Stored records
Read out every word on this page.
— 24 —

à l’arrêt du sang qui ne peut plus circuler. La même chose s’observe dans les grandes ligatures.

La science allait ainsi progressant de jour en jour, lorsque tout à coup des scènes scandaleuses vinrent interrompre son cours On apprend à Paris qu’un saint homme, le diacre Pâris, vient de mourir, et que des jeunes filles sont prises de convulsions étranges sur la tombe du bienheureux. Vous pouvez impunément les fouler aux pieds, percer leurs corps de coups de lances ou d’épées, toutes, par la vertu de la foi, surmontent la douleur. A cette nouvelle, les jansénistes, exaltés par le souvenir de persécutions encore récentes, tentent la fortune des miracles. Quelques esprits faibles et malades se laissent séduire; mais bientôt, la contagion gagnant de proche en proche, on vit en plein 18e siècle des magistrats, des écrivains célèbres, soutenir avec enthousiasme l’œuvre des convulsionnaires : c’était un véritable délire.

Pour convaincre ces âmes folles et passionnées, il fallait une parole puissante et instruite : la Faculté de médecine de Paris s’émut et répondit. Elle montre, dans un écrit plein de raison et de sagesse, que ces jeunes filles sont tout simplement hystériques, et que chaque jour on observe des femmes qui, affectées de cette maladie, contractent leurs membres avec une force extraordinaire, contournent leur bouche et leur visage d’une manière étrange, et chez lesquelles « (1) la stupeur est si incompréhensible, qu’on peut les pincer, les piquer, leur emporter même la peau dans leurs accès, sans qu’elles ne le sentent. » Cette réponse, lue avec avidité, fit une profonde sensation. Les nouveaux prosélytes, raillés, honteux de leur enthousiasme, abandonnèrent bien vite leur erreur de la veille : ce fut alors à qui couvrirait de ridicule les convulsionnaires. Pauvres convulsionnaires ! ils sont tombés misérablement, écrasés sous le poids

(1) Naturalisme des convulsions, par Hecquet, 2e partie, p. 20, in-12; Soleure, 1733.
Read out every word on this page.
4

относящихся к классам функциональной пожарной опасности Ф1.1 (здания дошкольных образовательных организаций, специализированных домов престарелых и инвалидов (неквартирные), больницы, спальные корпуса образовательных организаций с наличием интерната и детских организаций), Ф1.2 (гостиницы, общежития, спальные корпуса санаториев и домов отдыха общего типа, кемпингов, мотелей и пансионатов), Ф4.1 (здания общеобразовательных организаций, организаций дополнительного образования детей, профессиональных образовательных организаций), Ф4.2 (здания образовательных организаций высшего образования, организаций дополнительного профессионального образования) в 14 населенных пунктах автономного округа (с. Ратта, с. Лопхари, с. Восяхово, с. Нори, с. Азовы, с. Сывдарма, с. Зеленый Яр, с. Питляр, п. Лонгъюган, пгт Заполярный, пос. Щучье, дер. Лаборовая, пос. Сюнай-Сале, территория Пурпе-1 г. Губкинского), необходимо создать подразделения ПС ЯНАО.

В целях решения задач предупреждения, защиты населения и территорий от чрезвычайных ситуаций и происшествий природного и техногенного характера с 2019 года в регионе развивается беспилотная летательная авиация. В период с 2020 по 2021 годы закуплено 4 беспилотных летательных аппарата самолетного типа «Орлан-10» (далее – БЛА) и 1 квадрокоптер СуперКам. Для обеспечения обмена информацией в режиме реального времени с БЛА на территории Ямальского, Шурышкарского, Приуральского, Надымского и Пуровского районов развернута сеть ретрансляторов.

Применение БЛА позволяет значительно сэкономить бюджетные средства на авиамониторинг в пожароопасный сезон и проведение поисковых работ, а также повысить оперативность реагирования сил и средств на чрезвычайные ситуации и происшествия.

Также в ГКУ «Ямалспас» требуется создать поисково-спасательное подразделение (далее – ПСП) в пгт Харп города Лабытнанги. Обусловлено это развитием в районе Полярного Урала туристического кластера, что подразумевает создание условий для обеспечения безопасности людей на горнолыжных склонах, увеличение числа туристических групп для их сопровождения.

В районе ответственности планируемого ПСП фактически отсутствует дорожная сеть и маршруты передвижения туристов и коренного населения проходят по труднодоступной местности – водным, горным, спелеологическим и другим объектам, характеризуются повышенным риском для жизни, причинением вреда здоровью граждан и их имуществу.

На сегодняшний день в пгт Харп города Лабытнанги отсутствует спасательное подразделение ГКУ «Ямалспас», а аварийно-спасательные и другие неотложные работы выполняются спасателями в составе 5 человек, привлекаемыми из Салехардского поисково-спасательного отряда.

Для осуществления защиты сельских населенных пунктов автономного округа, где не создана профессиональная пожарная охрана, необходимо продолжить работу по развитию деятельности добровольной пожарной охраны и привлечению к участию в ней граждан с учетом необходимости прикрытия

TASK PROMPT -
Show the data once more, exactly as it was written.

FULL ANSWER -
Read out every word on this page.
— 24 —

à l’arrêt du sang qui ne peut plus circuler. La même chose s’observe dans les grandes ligatures.

La science allait ainsi progressant de jour en jour, lorsque tout à coup des scènes scandaleuses vinrent interrompre son cours On apprend à Paris qu’un saint homme, le diacre Pâris, vient de mourir, et que des jeunes filles sont prises de convulsions étranges sur la tombe du bienheureux. Vous pouvez impunément les fouler aux pieds, percer leurs corps de coups de lances ou d’épées, toutes, par la vertu de la foi, surmontent la douleur. A cette nouvelle, les jansénistes, exaltés par le souvenir de persécutions encore récentes, tentent la fortune des miracles. Quelques esprits faibles et malades se laissent séduire; mais bientôt, la contagion gagnant de proche en proche, on vit en plein 18e siècle des magistrats, des écrivains célèbres, soutenir avec enthousiasme l’œuvre des convulsionnaires : c’était un véritable délire.

Pour convaincre ces âmes folles et passionnées, il fallait une parole puissante et instruite : la Faculté de médecine de Paris s’émut et répondit. Elle montre, dans un écrit plein de raison et de sagesse, que ces jeunes filles sont tout simplement hystériques, et que chaque jour on observe des femmes qui, affectées de cette maladie, contractent leurs membres avec une force extraordinaire, contournent leur bouche et leur visage d’une manière étrange, et chez lesquelles « (1) la stupeur est si incompréhensible, qu’on peut les pincer, les piquer, leur emporter même la peau dans leurs accès, sans qu’elles ne le sentent. » Cette réponse, lue avec avidité, fit une profonde sensation. Les nouveaux prosélytes, raillés, honteux de leur enthousiasme, abandonnèrent bien vite leur erreur de la veille : ce fut alors à qui couvrirait de ridicule les convulsionnaires. Pauvres convulsionnaires ! ils sont tombés misérablement, écrasés sous le poids

(1) Naturalisme des convulsions, par Hecquet, 2e partie, p. 20, in-12; Soleure, 1733.
Read out every word on this page.
4

относящихся к классам функциональной пожарной опасности Ф1.1 (здания дошкольных образовательных организаций, специализированных домов престарелых и инвалидов (неквартирные), больницы, спальные корпуса образовательных организаций с наличием интерната и детских организаций), Ф1.2 (гостиницы, общежития, спальные корпуса санаториев и домов отдыха общего типа, кемпингов, мотелей и пансионатов), Ф4.1 (здания общеобразовательных организаций, организаций дополнительного образования детей, профессиональных образовательных организаций), Ф4.2 (здания образовательных организаций высшего образования, организаций дополнительного профессионального образования) в 14 населенных пунктах автономного округа (с. Ратта, с. Лопхари, с. Восяхово, с. Нори, с. Азовы, с. Сывдарма, с. Зеленый Яр, с. Питляр, п. Лонгъюган, пгт Заполярный, пос. Щучье, дер. Лаборовая, пос. Сюнай-Сале, территория Пурпе-1 г. Губкинского), необходимо создать подразделения ПС ЯНАО.

В целях решения задач предупреждения, защиты населения и территорий от чрезвычайных ситуаций и происшествий природного и техногенного характера с 2019 года в регионе развивается беспилотная летательная авиация. В период с 2020 по 2021 годы закуплено 4 беспилотных летательных аппарата самолетного типа «Орлан-10» (далее – БЛА) и 1 квадрокоптер СуперКам. Для обеспечения обмена информацией в режиме реального времени с БЛА на территории Ямальского, Шурышкарского, Приуральского, Надымского и Пуровского районов развернута сеть ретрансляторов.

Применение БЛА позволяет значительно сэкономить бюджетные средства на авиамониторинг в пожароопасный сезон и проведение поисковых работ, а также повысить оперативность реагирования сил и средств на чрезвычайные ситуации и происшествия.

Также в ГКУ «Ямалспас» требуется создать поисково-спасательное подразделение (далее – ПСП) в пгт Харп города Лабытнанги. Обусловлено это развитием в районе Полярного Урала туристического кластера, что подразумевает создание условий для обеспечения безопасности людей на горнолыжных склонах, увеличение числа туристических групп для их сопровождения.

В районе ответственности планируемого ПСП фактически отсутствует дорожная сеть и маршруты передвижения туристов и коренного населения проходят по труднодоступной местности – водным, горным, спелеологическим и другим объектам, характеризуются повышенным риском для жизни, причинением вреда здоровью граждан и их имуществу.

На сегодняшний день в пгт Харп города Лабытнанги отсутствует спасательное подразделение ГКУ «Ямалспас», а аварийно-спасательные и другие неотложные работы выполняются спасателями в составе 5 человек, привлекаемыми из Салехардского поисково-спасательного отряда.

Для осуществления защиты сельских населенных пунктов автономного округа, где не создана профессиональная пожарная охрана, необходимо продолжить работу по развитию деятельности добровольной пожарной охраны и привлечению к участию в ней граждан с учетом необходимости прикрытия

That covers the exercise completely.